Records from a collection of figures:
.....

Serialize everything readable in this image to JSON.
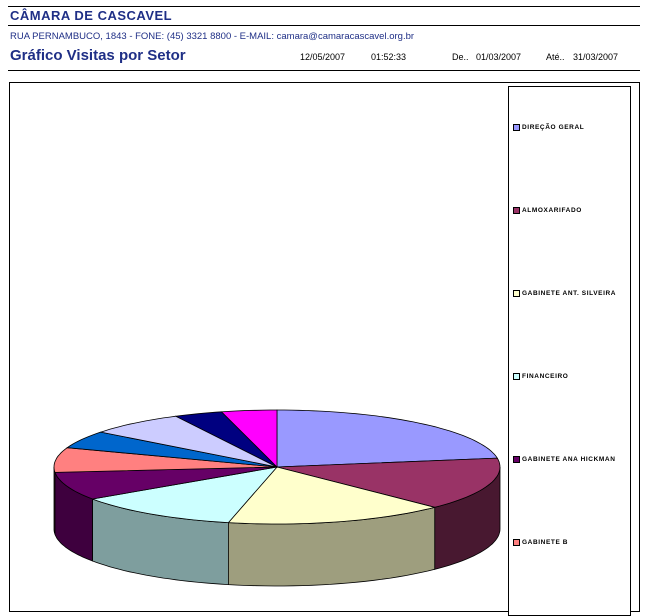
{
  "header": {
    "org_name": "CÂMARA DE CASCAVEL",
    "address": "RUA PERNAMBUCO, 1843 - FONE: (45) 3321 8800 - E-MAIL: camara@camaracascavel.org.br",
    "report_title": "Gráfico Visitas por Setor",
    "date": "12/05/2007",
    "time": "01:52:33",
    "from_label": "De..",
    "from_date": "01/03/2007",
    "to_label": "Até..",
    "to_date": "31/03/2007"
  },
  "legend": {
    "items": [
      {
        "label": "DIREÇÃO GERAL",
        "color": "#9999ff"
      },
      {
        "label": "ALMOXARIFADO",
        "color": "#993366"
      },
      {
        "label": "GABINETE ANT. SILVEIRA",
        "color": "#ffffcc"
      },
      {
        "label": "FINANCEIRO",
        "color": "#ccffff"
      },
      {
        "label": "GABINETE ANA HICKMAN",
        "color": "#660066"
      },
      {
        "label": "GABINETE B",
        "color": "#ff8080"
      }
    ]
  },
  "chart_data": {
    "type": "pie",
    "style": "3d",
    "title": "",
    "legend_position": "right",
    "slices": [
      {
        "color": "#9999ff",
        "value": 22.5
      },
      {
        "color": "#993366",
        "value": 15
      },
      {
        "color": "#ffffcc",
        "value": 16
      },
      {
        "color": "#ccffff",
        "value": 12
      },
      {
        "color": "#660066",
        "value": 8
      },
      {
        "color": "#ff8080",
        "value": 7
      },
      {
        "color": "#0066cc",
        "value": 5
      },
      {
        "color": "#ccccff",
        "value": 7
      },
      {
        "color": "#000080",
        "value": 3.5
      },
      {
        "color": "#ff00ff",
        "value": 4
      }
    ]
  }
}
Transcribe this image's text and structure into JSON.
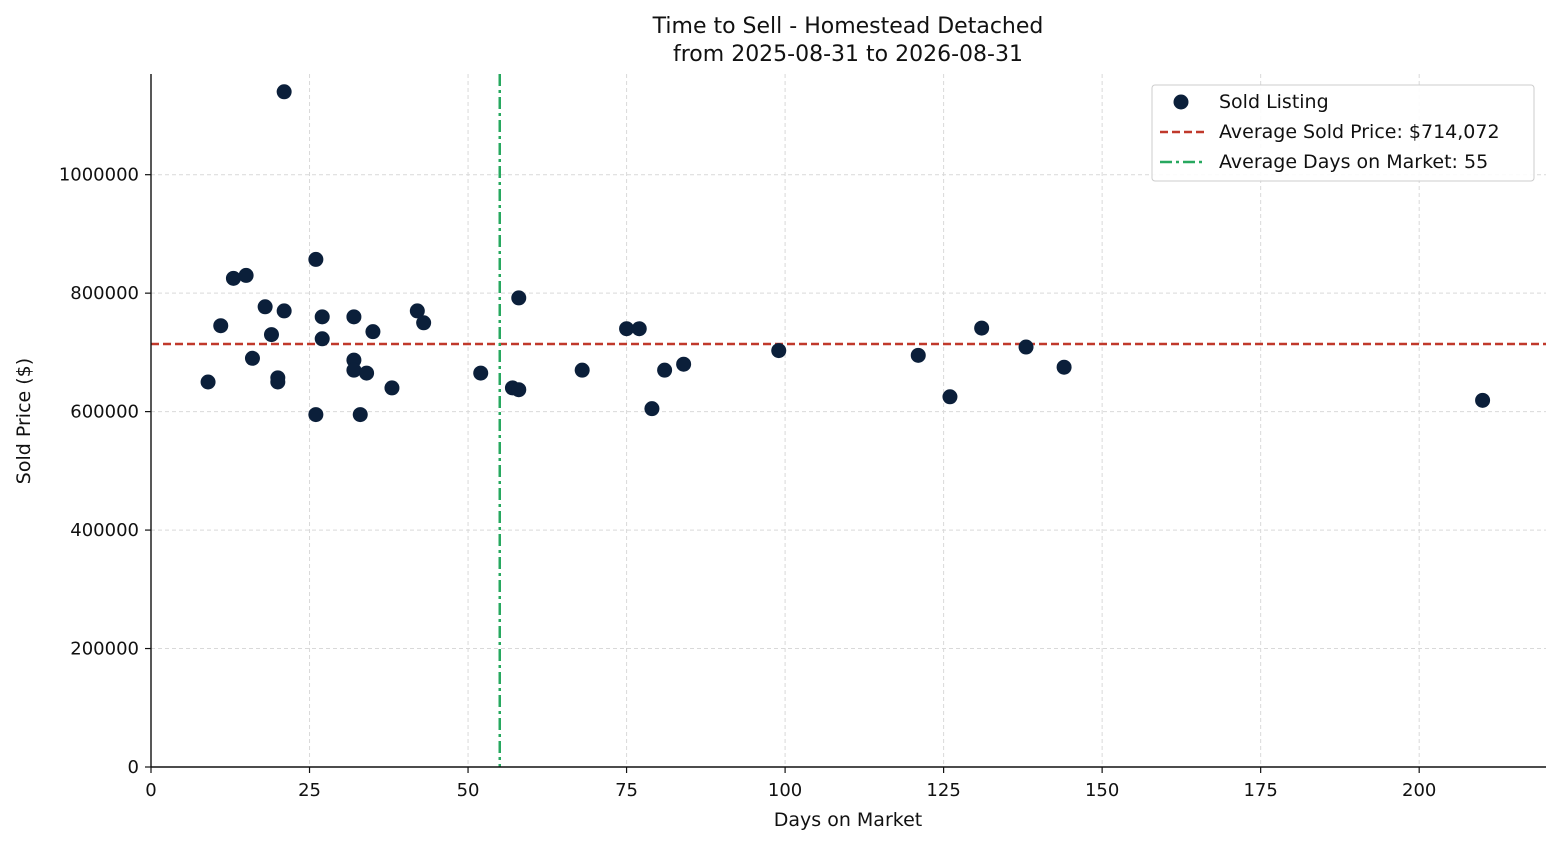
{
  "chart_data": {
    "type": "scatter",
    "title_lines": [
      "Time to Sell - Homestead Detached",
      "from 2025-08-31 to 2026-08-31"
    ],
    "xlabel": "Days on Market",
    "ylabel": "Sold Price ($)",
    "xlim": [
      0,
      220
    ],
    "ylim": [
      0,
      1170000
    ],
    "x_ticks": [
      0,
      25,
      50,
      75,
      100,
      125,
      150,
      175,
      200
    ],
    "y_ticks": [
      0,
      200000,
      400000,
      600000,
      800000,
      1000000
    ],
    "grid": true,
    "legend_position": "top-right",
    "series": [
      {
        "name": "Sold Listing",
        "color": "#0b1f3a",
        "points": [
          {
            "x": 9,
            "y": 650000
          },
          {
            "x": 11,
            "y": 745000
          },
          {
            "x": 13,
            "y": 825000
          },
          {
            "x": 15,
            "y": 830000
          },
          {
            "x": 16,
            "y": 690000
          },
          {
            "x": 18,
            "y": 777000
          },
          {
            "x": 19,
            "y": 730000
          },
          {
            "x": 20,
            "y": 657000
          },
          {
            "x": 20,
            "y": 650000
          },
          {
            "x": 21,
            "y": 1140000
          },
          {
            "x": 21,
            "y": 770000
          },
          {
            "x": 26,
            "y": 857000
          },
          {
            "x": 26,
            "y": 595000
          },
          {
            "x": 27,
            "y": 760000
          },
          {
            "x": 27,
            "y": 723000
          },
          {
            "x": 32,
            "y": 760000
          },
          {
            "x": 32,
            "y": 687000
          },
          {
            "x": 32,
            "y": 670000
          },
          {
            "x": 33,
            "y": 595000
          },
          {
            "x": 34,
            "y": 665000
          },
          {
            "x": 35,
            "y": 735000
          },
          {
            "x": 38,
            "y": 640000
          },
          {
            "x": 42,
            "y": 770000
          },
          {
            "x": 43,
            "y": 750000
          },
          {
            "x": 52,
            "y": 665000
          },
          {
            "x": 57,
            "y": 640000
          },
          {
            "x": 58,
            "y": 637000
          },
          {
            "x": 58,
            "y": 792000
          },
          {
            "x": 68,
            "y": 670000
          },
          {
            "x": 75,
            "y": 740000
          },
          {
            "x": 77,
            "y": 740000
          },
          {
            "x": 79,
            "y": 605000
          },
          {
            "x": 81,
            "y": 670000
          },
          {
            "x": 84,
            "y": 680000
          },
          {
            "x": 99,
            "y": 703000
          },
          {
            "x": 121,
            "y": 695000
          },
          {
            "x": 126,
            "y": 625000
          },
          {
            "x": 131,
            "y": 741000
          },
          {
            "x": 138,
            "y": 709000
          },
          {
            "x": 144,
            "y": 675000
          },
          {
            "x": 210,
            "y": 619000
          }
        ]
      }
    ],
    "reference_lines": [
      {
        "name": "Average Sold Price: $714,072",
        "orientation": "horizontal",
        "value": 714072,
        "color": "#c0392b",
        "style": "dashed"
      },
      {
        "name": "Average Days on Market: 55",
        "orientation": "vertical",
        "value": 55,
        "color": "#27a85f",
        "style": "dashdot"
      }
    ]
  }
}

.....

= Task brief =
Images must not appear in the copy; reproduce everything else in the records verbatim.

= Task output =
Serialize everything readable in this image to JSON.
{
  "header": {
    "org_name": "CÂMARA DE CASCAVEL",
    "address": "RUA PERNAMBUCO, 1843 - FONE: (45) 3321 8800 - E-MAIL: camara@camaracascavel.org.br",
    "report_title": "Gráfico Visitas por Setor",
    "date": "12/05/2007",
    "time": "01:52:33",
    "from_label": "De..",
    "from_date": "01/03/2007",
    "to_label": "Até..",
    "to_date": "31/03/2007"
  },
  "legend": {
    "items": [
      {
        "label": "DIREÇÃO GERAL",
        "color": "#9999ff"
      },
      {
        "label": "ALMOXARIFADO",
        "color": "#993366"
      },
      {
        "label": "GABINETE ANT. SILVEIRA",
        "color": "#ffffcc"
      },
      {
        "label": "FINANCEIRO",
        "color": "#ccffff"
      },
      {
        "label": "GABINETE ANA HICKMAN",
        "color": "#660066"
      },
      {
        "label": "GABINETE B",
        "color": "#ff8080"
      }
    ]
  },
  "chart_data": {
    "type": "pie",
    "style": "3d",
    "title": "",
    "legend_position": "right",
    "slices": [
      {
        "color": "#9999ff",
        "value": 22.5
      },
      {
        "color": "#993366",
        "value": 15
      },
      {
        "color": "#ffffcc",
        "value": 16
      },
      {
        "color": "#ccffff",
        "value": 12
      },
      {
        "color": "#660066",
        "value": 8
      },
      {
        "color": "#ff8080",
        "value": 7
      },
      {
        "color": "#0066cc",
        "value": 5
      },
      {
        "color": "#ccccff",
        "value": 7
      },
      {
        "color": "#000080",
        "value": 3.5
      },
      {
        "color": "#ff00ff",
        "value": 4
      }
    ]
  }
}
Transcribe this image's text and structure into JSON.
{
  "chart_data": {
    "type": "scatter",
    "title_lines": [
      "Time to Sell - Homestead Detached",
      "from 2025-08-31 to 2026-08-31"
    ],
    "xlabel": "Days on Market",
    "ylabel": "Sold Price ($)",
    "xlim": [
      0,
      220
    ],
    "ylim": [
      0,
      1170000
    ],
    "x_ticks": [
      0,
      25,
      50,
      75,
      100,
      125,
      150,
      175,
      200
    ],
    "y_ticks": [
      0,
      200000,
      400000,
      600000,
      800000,
      1000000
    ],
    "grid": true,
    "legend_position": "top-right",
    "series": [
      {
        "name": "Sold Listing",
        "color": "#0b1f3a",
        "points": [
          {
            "x": 9,
            "y": 650000
          },
          {
            "x": 11,
            "y": 745000
          },
          {
            "x": 13,
            "y": 825000
          },
          {
            "x": 15,
            "y": 830000
          },
          {
            "x": 16,
            "y": 690000
          },
          {
            "x": 18,
            "y": 777000
          },
          {
            "x": 19,
            "y": 730000
          },
          {
            "x": 20,
            "y": 657000
          },
          {
            "x": 20,
            "y": 650000
          },
          {
            "x": 21,
            "y": 1140000
          },
          {
            "x": 21,
            "y": 770000
          },
          {
            "x": 26,
            "y": 857000
          },
          {
            "x": 26,
            "y": 595000
          },
          {
            "x": 27,
            "y": 760000
          },
          {
            "x": 27,
            "y": 723000
          },
          {
            "x": 32,
            "y": 760000
          },
          {
            "x": 32,
            "y": 687000
          },
          {
            "x": 32,
            "y": 670000
          },
          {
            "x": 33,
            "y": 595000
          },
          {
            "x": 34,
            "y": 665000
          },
          {
            "x": 35,
            "y": 735000
          },
          {
            "x": 38,
            "y": 640000
          },
          {
            "x": 42,
            "y": 770000
          },
          {
            "x": 43,
            "y": 750000
          },
          {
            "x": 52,
            "y": 665000
          },
          {
            "x": 57,
            "y": 640000
          },
          {
            "x": 58,
            "y": 637000
          },
          {
            "x": 58,
            "y": 792000
          },
          {
            "x": 68,
            "y": 670000
          },
          {
            "x": 75,
            "y": 740000
          },
          {
            "x": 77,
            "y": 740000
          },
          {
            "x": 79,
            "y": 605000
          },
          {
            "x": 81,
            "y": 670000
          },
          {
            "x": 84,
            "y": 680000
          },
          {
            "x": 99,
            "y": 703000
          },
          {
            "x": 121,
            "y": 695000
          },
          {
            "x": 126,
            "y": 625000
          },
          {
            "x": 131,
            "y": 741000
          },
          {
            "x": 138,
            "y": 709000
          },
          {
            "x": 144,
            "y": 675000
          },
          {
            "x": 210,
            "y": 619000
          }
        ]
      }
    ],
    "reference_lines": [
      {
        "name": "Average Sold Price: $714,072",
        "orientation": "horizontal",
        "value": 714072,
        "color": "#c0392b",
        "style": "dashed"
      },
      {
        "name": "Average Days on Market: 55",
        "orientation": "vertical",
        "value": 55,
        "color": "#27a85f",
        "style": "dashdot"
      }
    ]
  }
}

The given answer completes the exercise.